The exercise:
What lines of the data include the string "Quantiles"? Copy them all.
─── Input for this task
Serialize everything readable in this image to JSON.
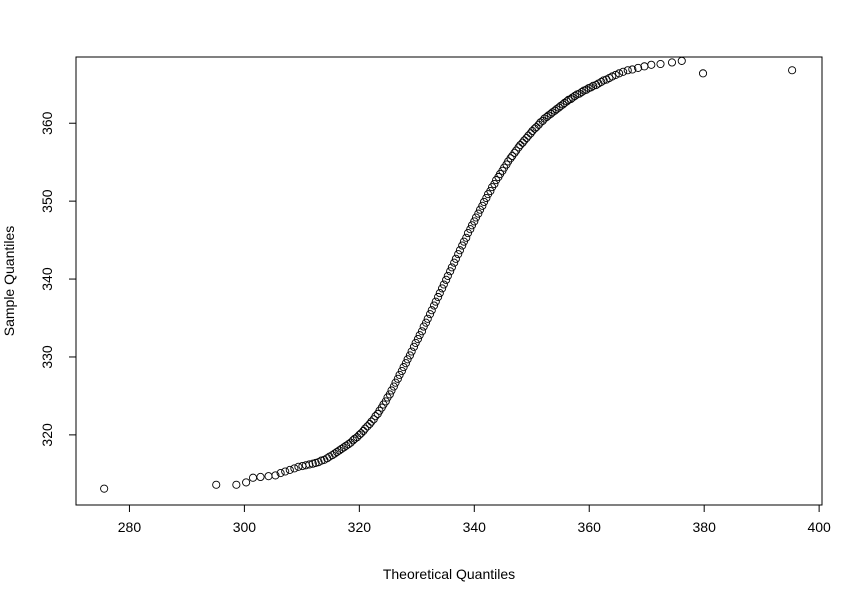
{
  "chart_data": {
    "type": "scatter",
    "title": "",
    "xlabel": "Theoretical Quantiles",
    "ylabel": "Sample Quantiles",
    "xlim": [
      270.7,
      400.5
    ],
    "ylim": [
      311.0,
      368.5
    ],
    "xticks": [
      280,
      300,
      320,
      340,
      360,
      380,
      400
    ],
    "yticks": [
      320,
      330,
      340,
      350,
      360
    ],
    "grid": false,
    "legend": "none",
    "marker": "open-circle",
    "x": [
      275.6,
      295.1,
      298.6,
      300.3,
      301.5,
      302.8,
      304.2,
      305.4,
      306.3,
      307.1,
      307.9,
      308.7,
      309.4,
      310.1,
      310.7,
      311.3,
      311.9,
      312.4,
      312.9,
      313.4,
      313.9,
      314.4,
      314.8,
      315.3,
      315.7,
      316.1,
      316.5,
      316.9,
      317.3,
      317.7,
      318.1,
      318.5,
      318.9,
      319.2,
      319.6,
      320.0,
      320.3,
      320.7,
      321.0,
      321.4,
      321.8,
      322.1,
      322.5,
      322.8,
      323.2,
      323.5,
      323.9,
      324.2,
      324.6,
      324.9,
      325.3,
      325.6,
      326.0,
      326.3,
      326.7,
      327.0,
      327.4,
      327.7,
      328.1,
      328.4,
      328.8,
      329.1,
      329.5,
      329.8,
      330.2,
      330.5,
      330.9,
      331.2,
      331.6,
      331.9,
      332.3,
      332.6,
      333.0,
      333.3,
      333.7,
      334.0,
      334.4,
      334.7,
      335.1,
      335.4,
      335.8,
      336.1,
      336.5,
      336.8,
      337.2,
      337.5,
      337.9,
      338.2,
      338.6,
      338.9,
      339.3,
      339.6,
      340.0,
      340.3,
      340.7,
      341.0,
      341.4,
      341.7,
      342.1,
      342.4,
      342.8,
      343.1,
      343.5,
      343.8,
      344.2,
      344.5,
      344.9,
      345.2,
      345.6,
      345.9,
      346.3,
      346.6,
      347.0,
      347.3,
      347.7,
      348.0,
      348.4,
      348.7,
      349.1,
      349.4,
      349.8,
      350.1,
      350.5,
      350.8,
      351.2,
      351.5,
      351.9,
      352.2,
      352.6,
      352.9,
      353.3,
      353.6,
      354.0,
      354.3,
      354.7,
      355.0,
      355.4,
      355.7,
      356.1,
      356.4,
      356.8,
      357.1,
      357.5,
      357.9,
      358.3,
      358.7,
      359.1,
      359.5,
      359.9,
      360.3,
      360.7,
      361.2,
      361.6,
      362.1,
      362.5,
      363.0,
      363.5,
      364.0,
      364.6,
      365.2,
      365.9,
      366.7,
      367.5,
      368.5,
      369.6,
      370.8,
      372.4,
      374.4,
      376.1,
      379.8,
      395.3
    ],
    "y": [
      313.1,
      313.6,
      313.6,
      313.9,
      314.5,
      314.6,
      314.7,
      314.8,
      315.1,
      315.3,
      315.5,
      315.7,
      315.9,
      316.0,
      316.1,
      316.2,
      316.3,
      316.4,
      316.5,
      316.7,
      316.8,
      317.0,
      317.2,
      317.4,
      317.6,
      317.8,
      318.0,
      318.2,
      318.4,
      318.6,
      318.8,
      319.0,
      319.3,
      319.5,
      319.7,
      320.0,
      320.2,
      320.5,
      320.8,
      321.1,
      321.4,
      321.7,
      322.0,
      322.4,
      322.7,
      323.1,
      323.5,
      323.9,
      324.3,
      324.8,
      325.2,
      325.7,
      326.2,
      326.7,
      327.2,
      327.7,
      328.2,
      328.7,
      329.2,
      329.7,
      330.2,
      330.7,
      331.3,
      331.8,
      332.3,
      332.8,
      333.3,
      333.9,
      334.4,
      334.9,
      335.5,
      336.0,
      336.6,
      337.1,
      337.7,
      338.2,
      338.8,
      339.3,
      339.9,
      340.4,
      341.0,
      341.5,
      342.1,
      342.6,
      343.2,
      343.7,
      344.3,
      344.8,
      345.3,
      345.9,
      346.4,
      346.9,
      347.4,
      347.9,
      348.4,
      348.9,
      349.4,
      349.9,
      350.4,
      350.9,
      351.3,
      351.8,
      352.2,
      352.7,
      353.1,
      353.5,
      353.9,
      354.3,
      354.7,
      355.1,
      355.5,
      355.8,
      356.2,
      356.5,
      356.9,
      357.2,
      357.5,
      357.8,
      358.1,
      358.4,
      358.7,
      359.0,
      359.3,
      359.5,
      359.8,
      360.1,
      360.3,
      360.6,
      360.8,
      361.0,
      361.2,
      361.4,
      361.6,
      361.8,
      362.0,
      362.2,
      362.4,
      362.6,
      362.8,
      363.0,
      363.1,
      363.3,
      363.5,
      363.7,
      363.8,
      364.0,
      364.2,
      364.3,
      364.5,
      364.6,
      364.8,
      364.9,
      365.1,
      365.3,
      365.5,
      365.6,
      365.8,
      366.0,
      366.2,
      366.4,
      366.6,
      366.8,
      366.9,
      367.1,
      367.3,
      367.5,
      367.6,
      367.8,
      368.0,
      366.4,
      366.8
    ]
  }
}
──────
Task answer:
    "xlabel": "Theoretical Quantiles",
    "ylabel": "Sample Quantiles",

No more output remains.